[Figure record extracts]
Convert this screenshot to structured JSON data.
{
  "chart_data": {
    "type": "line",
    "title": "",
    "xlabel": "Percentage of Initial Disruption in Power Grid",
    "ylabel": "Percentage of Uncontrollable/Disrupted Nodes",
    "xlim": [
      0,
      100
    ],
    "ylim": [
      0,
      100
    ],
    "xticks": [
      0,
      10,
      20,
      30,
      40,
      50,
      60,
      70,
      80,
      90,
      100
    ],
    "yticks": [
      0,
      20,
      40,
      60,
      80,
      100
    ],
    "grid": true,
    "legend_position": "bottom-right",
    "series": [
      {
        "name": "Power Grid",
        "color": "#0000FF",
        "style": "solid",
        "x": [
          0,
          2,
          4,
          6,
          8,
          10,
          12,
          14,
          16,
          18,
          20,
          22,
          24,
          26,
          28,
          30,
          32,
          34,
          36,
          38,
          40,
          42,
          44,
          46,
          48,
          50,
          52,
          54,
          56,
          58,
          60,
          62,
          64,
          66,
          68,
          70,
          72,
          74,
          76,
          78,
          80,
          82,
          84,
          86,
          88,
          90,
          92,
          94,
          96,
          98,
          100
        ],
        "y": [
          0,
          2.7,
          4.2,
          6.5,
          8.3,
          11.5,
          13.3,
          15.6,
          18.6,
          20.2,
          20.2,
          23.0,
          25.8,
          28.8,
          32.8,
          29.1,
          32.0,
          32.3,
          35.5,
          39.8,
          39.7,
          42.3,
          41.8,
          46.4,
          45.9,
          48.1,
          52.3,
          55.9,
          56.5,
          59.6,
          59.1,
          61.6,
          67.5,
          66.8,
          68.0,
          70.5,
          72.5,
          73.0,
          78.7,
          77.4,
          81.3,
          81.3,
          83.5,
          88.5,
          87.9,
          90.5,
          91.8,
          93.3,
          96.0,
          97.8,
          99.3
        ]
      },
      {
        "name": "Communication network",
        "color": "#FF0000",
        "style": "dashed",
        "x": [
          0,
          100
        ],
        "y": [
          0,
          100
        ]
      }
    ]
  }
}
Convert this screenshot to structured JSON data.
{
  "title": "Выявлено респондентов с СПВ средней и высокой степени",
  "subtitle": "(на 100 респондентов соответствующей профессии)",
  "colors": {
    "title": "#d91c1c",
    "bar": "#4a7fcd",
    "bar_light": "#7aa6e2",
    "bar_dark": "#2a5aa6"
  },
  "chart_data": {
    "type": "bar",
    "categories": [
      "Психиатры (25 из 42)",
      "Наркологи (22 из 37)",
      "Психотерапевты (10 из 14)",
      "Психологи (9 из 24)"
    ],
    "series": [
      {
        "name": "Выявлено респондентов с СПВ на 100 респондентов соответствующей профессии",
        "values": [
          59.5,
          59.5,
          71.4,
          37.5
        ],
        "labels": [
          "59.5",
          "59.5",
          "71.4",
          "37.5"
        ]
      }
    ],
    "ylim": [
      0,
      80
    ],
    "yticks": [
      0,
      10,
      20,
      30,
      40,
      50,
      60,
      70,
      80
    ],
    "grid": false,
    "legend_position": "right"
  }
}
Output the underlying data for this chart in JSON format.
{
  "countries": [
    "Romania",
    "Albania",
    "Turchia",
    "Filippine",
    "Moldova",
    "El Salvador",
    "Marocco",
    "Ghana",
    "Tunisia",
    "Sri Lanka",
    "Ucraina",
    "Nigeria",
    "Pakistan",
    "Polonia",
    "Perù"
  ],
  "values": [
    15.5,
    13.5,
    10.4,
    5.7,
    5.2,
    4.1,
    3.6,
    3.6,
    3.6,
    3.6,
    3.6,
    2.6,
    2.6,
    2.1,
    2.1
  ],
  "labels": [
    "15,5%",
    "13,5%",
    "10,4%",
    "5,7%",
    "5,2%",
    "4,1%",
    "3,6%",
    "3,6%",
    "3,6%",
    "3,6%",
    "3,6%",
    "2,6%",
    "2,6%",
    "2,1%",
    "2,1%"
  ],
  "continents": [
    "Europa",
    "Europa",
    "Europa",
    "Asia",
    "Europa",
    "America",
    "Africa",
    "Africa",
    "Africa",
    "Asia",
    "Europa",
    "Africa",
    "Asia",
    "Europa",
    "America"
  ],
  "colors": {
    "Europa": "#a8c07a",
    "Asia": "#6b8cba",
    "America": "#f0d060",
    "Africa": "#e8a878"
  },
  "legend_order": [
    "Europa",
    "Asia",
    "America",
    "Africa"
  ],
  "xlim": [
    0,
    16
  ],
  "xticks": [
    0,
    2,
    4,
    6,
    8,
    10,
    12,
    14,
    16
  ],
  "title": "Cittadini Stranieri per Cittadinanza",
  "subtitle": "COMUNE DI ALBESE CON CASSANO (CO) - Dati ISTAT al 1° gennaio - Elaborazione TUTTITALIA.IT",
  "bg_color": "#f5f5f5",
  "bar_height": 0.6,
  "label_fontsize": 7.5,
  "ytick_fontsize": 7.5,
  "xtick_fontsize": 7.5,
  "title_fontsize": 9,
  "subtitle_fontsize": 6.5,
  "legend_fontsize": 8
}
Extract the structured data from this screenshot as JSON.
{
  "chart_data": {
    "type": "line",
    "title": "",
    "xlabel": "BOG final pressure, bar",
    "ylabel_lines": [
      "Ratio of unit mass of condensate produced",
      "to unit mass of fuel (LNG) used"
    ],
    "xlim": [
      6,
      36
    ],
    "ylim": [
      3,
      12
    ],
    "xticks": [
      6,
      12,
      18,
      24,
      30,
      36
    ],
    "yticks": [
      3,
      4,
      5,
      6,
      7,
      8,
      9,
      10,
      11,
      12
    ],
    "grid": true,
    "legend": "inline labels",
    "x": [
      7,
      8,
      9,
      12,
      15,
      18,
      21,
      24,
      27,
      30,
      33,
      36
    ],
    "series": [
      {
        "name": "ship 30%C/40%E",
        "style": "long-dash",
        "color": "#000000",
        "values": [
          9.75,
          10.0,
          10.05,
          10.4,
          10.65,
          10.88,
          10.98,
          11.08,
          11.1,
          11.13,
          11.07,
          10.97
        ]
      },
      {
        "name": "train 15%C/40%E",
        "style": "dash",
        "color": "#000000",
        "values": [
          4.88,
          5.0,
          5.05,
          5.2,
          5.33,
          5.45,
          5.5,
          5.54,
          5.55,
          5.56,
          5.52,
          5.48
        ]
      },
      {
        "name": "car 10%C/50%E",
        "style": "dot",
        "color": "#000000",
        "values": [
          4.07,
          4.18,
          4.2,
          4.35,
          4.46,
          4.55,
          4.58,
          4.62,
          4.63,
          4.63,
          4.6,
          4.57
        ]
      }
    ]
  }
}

- [Given instruction]:
Return every entry verbatim.

- [Solution to the exercise]:
Convert this screenshot to structured JSON data.
{
  "chart_data": {
    "type": "line",
    "title": "",
    "xlabel": "Percentage of Initial Disruption in Power Grid",
    "ylabel": "Percentage of Uncontrollable/Disrupted Nodes",
    "xlim": [
      0,
      100
    ],
    "ylim": [
      0,
      100
    ],
    "xticks": [
      0,
      10,
      20,
      30,
      40,
      50,
      60,
      70,
      80,
      90,
      100
    ],
    "yticks": [
      0,
      20,
      40,
      60,
      80,
      100
    ],
    "grid": true,
    "legend_position": "bottom-right",
    "series": [
      {
        "name": "Power Grid",
        "color": "#0000FF",
        "style": "solid",
        "x": [
          0,
          2,
          4,
          6,
          8,
          10,
          12,
          14,
          16,
          18,
          20,
          22,
          24,
          26,
          28,
          30,
          32,
          34,
          36,
          38,
          40,
          42,
          44,
          46,
          48,
          50,
          52,
          54,
          56,
          58,
          60,
          62,
          64,
          66,
          68,
          70,
          72,
          74,
          76,
          78,
          80,
          82,
          84,
          86,
          88,
          90,
          92,
          94,
          96,
          98,
          100
        ],
        "y": [
          0,
          2.7,
          4.2,
          6.5,
          8.3,
          11.5,
          13.3,
          15.6,
          18.6,
          20.2,
          20.2,
          23.0,
          25.8,
          28.8,
          32.8,
          29.1,
          32.0,
          32.3,
          35.5,
          39.8,
          39.7,
          42.3,
          41.8,
          46.4,
          45.9,
          48.1,
          52.3,
          55.9,
          56.5,
          59.6,
          59.1,
          61.6,
          67.5,
          66.8,
          68.0,
          70.5,
          72.5,
          73.0,
          78.7,
          77.4,
          81.3,
          81.3,
          83.5,
          88.5,
          87.9,
          90.5,
          91.8,
          93.3,
          96.0,
          97.8,
          99.3
        ]
      },
      {
        "name": "Communication network",
        "color": "#FF0000",
        "style": "dashed",
        "x": [
          0,
          100
        ],
        "y": [
          0,
          100
        ]
      }
    ]
  }
}
Convert this screenshot to structured JSON data.
{
  "title": "Выявлено респондентов с СПВ средней и высокой степени",
  "subtitle": "(на 100 респондентов соответствующей профессии)",
  "colors": {
    "title": "#d91c1c",
    "bar": "#4a7fcd",
    "bar_light": "#7aa6e2",
    "bar_dark": "#2a5aa6"
  },
  "chart_data": {
    "type": "bar",
    "categories": [
      "Психиатры (25 из 42)",
      "Наркологи (22 из 37)",
      "Психотерапевты (10 из 14)",
      "Психологи (9 из 24)"
    ],
    "series": [
      {
        "name": "Выявлено респондентов с СПВ на 100 респондентов соответствующей профессии",
        "values": [
          59.5,
          59.5,
          71.4,
          37.5
        ],
        "labels": [
          "59.5",
          "59.5",
          "71.4",
          "37.5"
        ]
      }
    ],
    "ylim": [
      0,
      80
    ],
    "yticks": [
      0,
      10,
      20,
      30,
      40,
      50,
      60,
      70,
      80
    ],
    "grid": false,
    "legend_position": "right"
  }
}
Output the underlying data for this chart in JSON format.
{
  "countries": [
    "Romania",
    "Albania",
    "Turchia",
    "Filippine",
    "Moldova",
    "El Salvador",
    "Marocco",
    "Ghana",
    "Tunisia",
    "Sri Lanka",
    "Ucraina",
    "Nigeria",
    "Pakistan",
    "Polonia",
    "Perù"
  ],
  "values": [
    15.5,
    13.5,
    10.4,
    5.7,
    5.2,
    4.1,
    3.6,
    3.6,
    3.6,
    3.6,
    3.6,
    2.6,
    2.6,
    2.1,
    2.1
  ],
  "labels": [
    "15,5%",
    "13,5%",
    "10,4%",
    "5,7%",
    "5,2%",
    "4,1%",
    "3,6%",
    "3,6%",
    "3,6%",
    "3,6%",
    "3,6%",
    "2,6%",
    "2,6%",
    "2,1%",
    "2,1%"
  ],
  "continents": [
    "Europa",
    "Europa",
    "Europa",
    "Asia",
    "Europa",
    "America",
    "Africa",
    "Africa",
    "Africa",
    "Asia",
    "Europa",
    "Africa",
    "Asia",
    "Europa",
    "America"
  ],
  "colors": {
    "Europa": "#a8c07a",
    "Asia": "#6b8cba",
    "America": "#f0d060",
    "Africa": "#e8a878"
  },
  "legend_order": [
    "Europa",
    "Asia",
    "America",
    "Africa"
  ],
  "xlim": [
    0,
    16
  ],
  "xticks": [
    0,
    2,
    4,
    6,
    8,
    10,
    12,
    14,
    16
  ],
  "title": "Cittadini Stranieri per Cittadinanza",
  "subtitle": "COMUNE DI ALBESE CON CASSANO (CO) - Dati ISTAT al 1° gennaio - Elaborazione TUTTITALIA.IT",
  "bg_color": "#f5f5f5",
  "bar_height": 0.6,
  "label_fontsize": 7.5,
  "ytick_fontsize": 7.5,
  "xtick_fontsize": 7.5,
  "title_fontsize": 9,
  "subtitle_fontsize": 6.5,
  "legend_fontsize": 8
}
Extract the structured data from this screenshot as JSON.
{
  "chart_data": {
    "type": "line",
    "title": "",
    "xlabel": "BOG final pressure, bar",
    "ylabel_lines": [
      "Ratio of unit mass of condensate produced",
      "to unit mass of fuel (LNG) used"
    ],
    "xlim": [
      6,
      36
    ],
    "ylim": [
      3,
      12
    ],
    "xticks": [
      6,
      12,
      18,
      24,
      30,
      36
    ],
    "yticks": [
      3,
      4,
      5,
      6,
      7,
      8,
      9,
      10,
      11,
      12
    ],
    "grid": true,
    "legend": "inline labels",
    "x": [
      7,
      8,
      9,
      12,
      15,
      18,
      21,
      24,
      27,
      30,
      33,
      36
    ],
    "series": [
      {
        "name": "ship 30%C/40%E",
        "style": "long-dash",
        "color": "#000000",
        "values": [
          9.75,
          10.0,
          10.05,
          10.4,
          10.65,
          10.88,
          10.98,
          11.08,
          11.1,
          11.13,
          11.07,
          10.97
        ]
      },
      {
        "name": "train 15%C/40%E",
        "style": "dash",
        "color": "#000000",
        "values": [
          4.88,
          5.0,
          5.05,
          5.2,
          5.33,
          5.45,
          5.5,
          5.54,
          5.55,
          5.56,
          5.52,
          5.48
        ]
      },
      {
        "name": "car 10%C/50%E",
        "style": "dot",
        "color": "#000000",
        "values": [
          4.07,
          4.18,
          4.2,
          4.35,
          4.46,
          4.55,
          4.58,
          4.62,
          4.63,
          4.63,
          4.6,
          4.57
        ]
      }
    ]
  }
}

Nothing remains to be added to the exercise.